— Description of the task —
Keep only the lines of the listing that include the word "style", and copy them.

[Data extracted from a collection]
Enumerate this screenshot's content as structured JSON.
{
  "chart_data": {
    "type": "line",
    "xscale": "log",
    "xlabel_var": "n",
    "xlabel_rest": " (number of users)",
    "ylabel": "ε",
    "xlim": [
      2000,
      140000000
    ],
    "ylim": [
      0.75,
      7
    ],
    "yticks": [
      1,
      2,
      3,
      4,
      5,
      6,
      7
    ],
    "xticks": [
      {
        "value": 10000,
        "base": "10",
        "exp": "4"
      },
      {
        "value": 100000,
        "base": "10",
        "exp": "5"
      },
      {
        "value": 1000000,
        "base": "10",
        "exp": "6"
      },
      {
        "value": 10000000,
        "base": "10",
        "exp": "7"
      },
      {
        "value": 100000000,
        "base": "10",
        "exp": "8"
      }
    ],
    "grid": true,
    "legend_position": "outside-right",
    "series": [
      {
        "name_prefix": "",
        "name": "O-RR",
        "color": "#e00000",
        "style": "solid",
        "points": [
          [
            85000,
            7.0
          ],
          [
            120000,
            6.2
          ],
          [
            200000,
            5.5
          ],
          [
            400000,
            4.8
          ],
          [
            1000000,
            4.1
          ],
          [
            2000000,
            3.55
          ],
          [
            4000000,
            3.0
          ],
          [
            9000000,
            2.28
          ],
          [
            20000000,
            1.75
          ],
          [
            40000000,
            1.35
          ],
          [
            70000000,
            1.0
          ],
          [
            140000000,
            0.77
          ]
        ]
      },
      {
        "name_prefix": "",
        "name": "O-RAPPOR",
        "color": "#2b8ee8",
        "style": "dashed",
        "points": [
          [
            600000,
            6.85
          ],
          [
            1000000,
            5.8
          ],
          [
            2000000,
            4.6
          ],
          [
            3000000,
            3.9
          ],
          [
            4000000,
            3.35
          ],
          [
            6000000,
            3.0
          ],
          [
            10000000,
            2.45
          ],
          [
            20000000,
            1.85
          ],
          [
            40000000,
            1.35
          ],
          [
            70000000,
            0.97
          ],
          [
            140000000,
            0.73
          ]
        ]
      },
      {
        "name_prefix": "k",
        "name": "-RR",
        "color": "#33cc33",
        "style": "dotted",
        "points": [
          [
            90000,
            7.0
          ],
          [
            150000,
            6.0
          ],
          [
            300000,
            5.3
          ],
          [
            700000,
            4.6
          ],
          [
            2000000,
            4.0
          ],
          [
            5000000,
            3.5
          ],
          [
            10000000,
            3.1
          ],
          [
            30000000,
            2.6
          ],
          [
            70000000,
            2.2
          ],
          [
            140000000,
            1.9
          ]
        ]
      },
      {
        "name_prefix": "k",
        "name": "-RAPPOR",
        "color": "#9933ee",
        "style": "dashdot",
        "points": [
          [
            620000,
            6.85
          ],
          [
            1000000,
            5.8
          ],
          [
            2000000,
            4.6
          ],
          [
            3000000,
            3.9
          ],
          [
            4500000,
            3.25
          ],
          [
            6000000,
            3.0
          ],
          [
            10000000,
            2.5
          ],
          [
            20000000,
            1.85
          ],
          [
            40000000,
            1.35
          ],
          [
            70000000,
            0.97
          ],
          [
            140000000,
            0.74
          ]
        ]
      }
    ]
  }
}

— Answer to this problem —
        "style": "solid",
        "style": "dashed",
        "style": "dotted",
        "style": "dashdot",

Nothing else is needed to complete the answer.